YOUR TASK
Leave out the pictures; transcribe all else exactly.

* begin *

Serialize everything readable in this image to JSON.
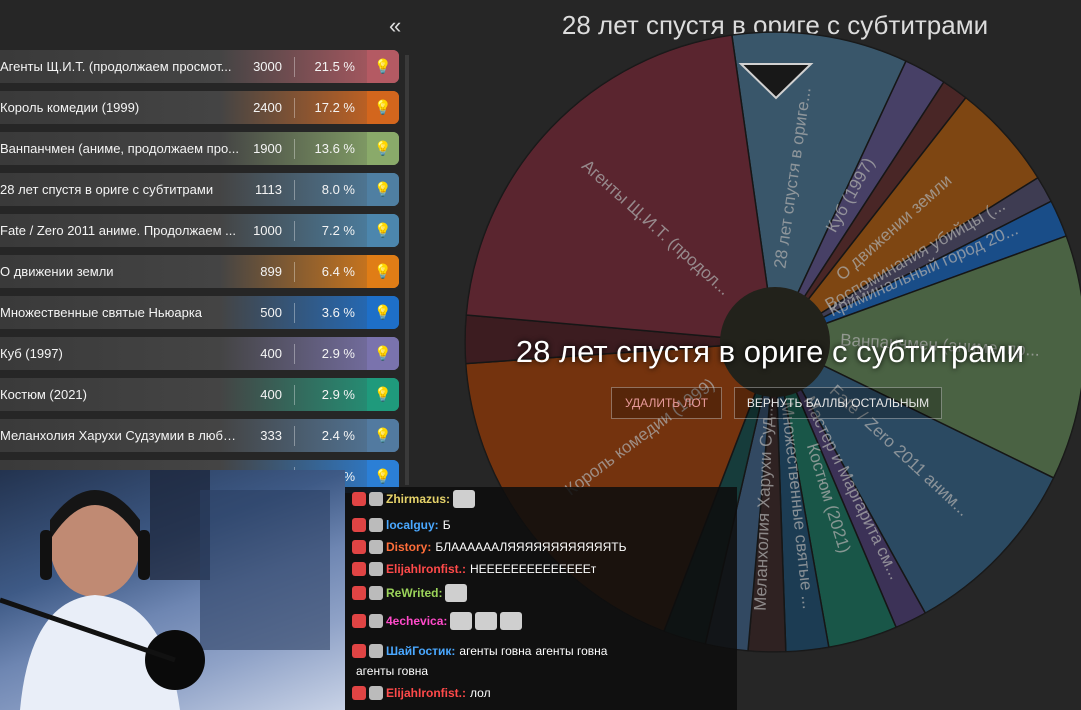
{
  "collapse_label": "«",
  "wheel": {
    "title": "28 лет спустя в ориге с субтитрами",
    "winner": "28 лет спустя в ориге с субтитрами",
    "delete_button": "УДАЛИТЬ ЛОТ",
    "return_button": "ВЕРНУТЬ БАЛЛЫ ОСТАЛЬНЫМ",
    "sector_labels": [
      "28 лет спустя в ориге...",
      "Куб (1997)",
      "О движении земли",
      "Воспоминания убийцы (...",
      "Криминальный город 20...",
      "Ванпанчмен (аниме, пр...",
      "Fate / Zero 2011 аним...",
      "Мастер и Маргарита см...",
      "Костюм (2021)",
      "Множественные святые ...",
      "Меланхолия Харухи Суд...",
      "Король комедии (1999)",
      "Агенты Щ.И.Т. (продол..."
    ]
  },
  "lots": [
    {
      "name": "Агенты Щ.И.Т. (продолжаем просмот...",
      "amount": "3000",
      "percent": "21.5 %",
      "color": "#b45a63"
    },
    {
      "name": "Король комедии (1999)",
      "amount": "2400",
      "percent": "17.2 %",
      "color": "#d3661d"
    },
    {
      "name": "Ванпанчмен (аниме, продолжаем про...",
      "amount": "1900",
      "percent": "13.6 %",
      "color": "#8aaa6a"
    },
    {
      "name": "28 лет спустя в ориге с субтитрами",
      "amount": "1113",
      "percent": "8.0 %",
      "color": "#4f7fa2"
    },
    {
      "name": "Fate / Zero 2011 аниме. Продолжаем ...",
      "amount": "1000",
      "percent": "7.2 %",
      "color": "#4c86ad"
    },
    {
      "name": "О движении земли",
      "amount": "899",
      "percent": "6.4 %",
      "color": "#e07d16"
    },
    {
      "name": "Множественные святые Ньюарка",
      "amount": "500",
      "percent": "3.6 %",
      "color": "#1e6fc8"
    },
    {
      "name": "Куб (1997)",
      "amount": "400",
      "percent": "2.9 %",
      "color": "#7a73ad"
    },
    {
      "name": "Костюм (2021)",
      "amount": "400",
      "percent": "2.9 %",
      "color": "#1f9a7c"
    },
    {
      "name": "Меланхолия Харухи Судзумии в любой...",
      "amount": "333",
      "percent": "2.4 %",
      "color": "#527aa0"
    },
    {
      "name": "",
      "amount": "",
      "percent": "%",
      "color": "#2b7fd6"
    }
  ],
  "chat": [
    {
      "user": "Zhirmazus:",
      "color": "#e6d36a",
      "text": ""
    },
    {
      "user": "localguy:",
      "color": "#4aa8ff",
      "text": "Б"
    },
    {
      "user": "Distory:",
      "color": "#ff6e3a",
      "text": "БЛААААААЛЯЯЯЯЯЯЯЯЯЯЯЯТЬ"
    },
    {
      "user": "ElijahIronfist.:",
      "color": "#ff4a4a",
      "text": "НЕЕЕЕЕЕЕЕЕЕЕЕЕЕт"
    },
    {
      "user": "ReWrited:",
      "color": "#9bd35a",
      "text": ""
    },
    {
      "user": "4echevica:",
      "color": "#ff4ac9",
      "text": ""
    },
    {
      "user": "ШайГостик:",
      "color": "#4aa8ff",
      "text": "агенты говна"
    },
    {
      "user": "",
      "color": "#ffffff",
      "text": "агенты говна"
    },
    {
      "user": "ElijahIronfist.:",
      "color": "#ff4a4a",
      "text": "лол"
    }
  ],
  "chat_extra": "агенты говна"
}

* end *

RESPONSE TO THE EXERCISE
Serialize everything readable in this image to JSON.
{
  "collapse_label": "«",
  "wheel": {
    "title": "28 лет спустя в ориге с субтитрами",
    "winner": "28 лет спустя в ориге с субтитрами",
    "delete_button": "УДАЛИТЬ ЛОТ",
    "return_button": "ВЕРНУТЬ БАЛЛЫ ОСТАЛЬНЫМ",
    "sector_labels": [
      "28 лет спустя в ориге...",
      "Куб (1997)",
      "О движении земли",
      "Воспоминания убийцы (...",
      "Криминальный город 20...",
      "Ванпанчмен (аниме, пр...",
      "Fate / Zero 2011 аним...",
      "Мастер и Маргарита см...",
      "Костюм (2021)",
      "Множественные святые ...",
      "Меланхолия Харухи Суд...",
      "Король комедии (1999)",
      "Агенты Щ.И.Т. (продол..."
    ]
  },
  "lots": [
    {
      "name": "Агенты Щ.И.Т. (продолжаем просмот...",
      "amount": "3000",
      "percent": "21.5 %",
      "color": "#b45a63"
    },
    {
      "name": "Король комедии (1999)",
      "amount": "2400",
      "percent": "17.2 %",
      "color": "#d3661d"
    },
    {
      "name": "Ванпанчмен (аниме, продолжаем про...",
      "amount": "1900",
      "percent": "13.6 %",
      "color": "#8aaa6a"
    },
    {
      "name": "28 лет спустя в ориге с субтитрами",
      "amount": "1113",
      "percent": "8.0 %",
      "color": "#4f7fa2"
    },
    {
      "name": "Fate / Zero 2011 аниме. Продолжаем ...",
      "amount": "1000",
      "percent": "7.2 %",
      "color": "#4c86ad"
    },
    {
      "name": "О движении земли",
      "amount": "899",
      "percent": "6.4 %",
      "color": "#e07d16"
    },
    {
      "name": "Множественные святые Ньюарка",
      "amount": "500",
      "percent": "3.6 %",
      "color": "#1e6fc8"
    },
    {
      "name": "Куб (1997)",
      "amount": "400",
      "percent": "2.9 %",
      "color": "#7a73ad"
    },
    {
      "name": "Костюм (2021)",
      "amount": "400",
      "percent": "2.9 %",
      "color": "#1f9a7c"
    },
    {
      "name": "Меланхолия Харухи Судзумии в любой...",
      "amount": "333",
      "percent": "2.4 %",
      "color": "#527aa0"
    },
    {
      "name": "",
      "amount": "",
      "percent": "%",
      "color": "#2b7fd6"
    }
  ],
  "chat": [
    {
      "user": "Zhirmazus:",
      "color": "#e6d36a",
      "text": ""
    },
    {
      "user": "localguy:",
      "color": "#4aa8ff",
      "text": "Б"
    },
    {
      "user": "Distory:",
      "color": "#ff6e3a",
      "text": "БЛААААААЛЯЯЯЯЯЯЯЯЯЯЯЯТЬ"
    },
    {
      "user": "ElijahIronfist.:",
      "color": "#ff4a4a",
      "text": "НЕЕЕЕЕЕЕЕЕЕЕЕЕЕт"
    },
    {
      "user": "ReWrited:",
      "color": "#9bd35a",
      "text": ""
    },
    {
      "user": "4echevica:",
      "color": "#ff4ac9",
      "text": ""
    },
    {
      "user": "ШайГостик:",
      "color": "#4aa8ff",
      "text": "агенты говна"
    },
    {
      "user": "",
      "color": "#ffffff",
      "text": "агенты говна"
    },
    {
      "user": "ElijahIronfist.:",
      "color": "#ff4a4a",
      "text": "лол"
    }
  ],
  "chat_extra": "агенты говна"
}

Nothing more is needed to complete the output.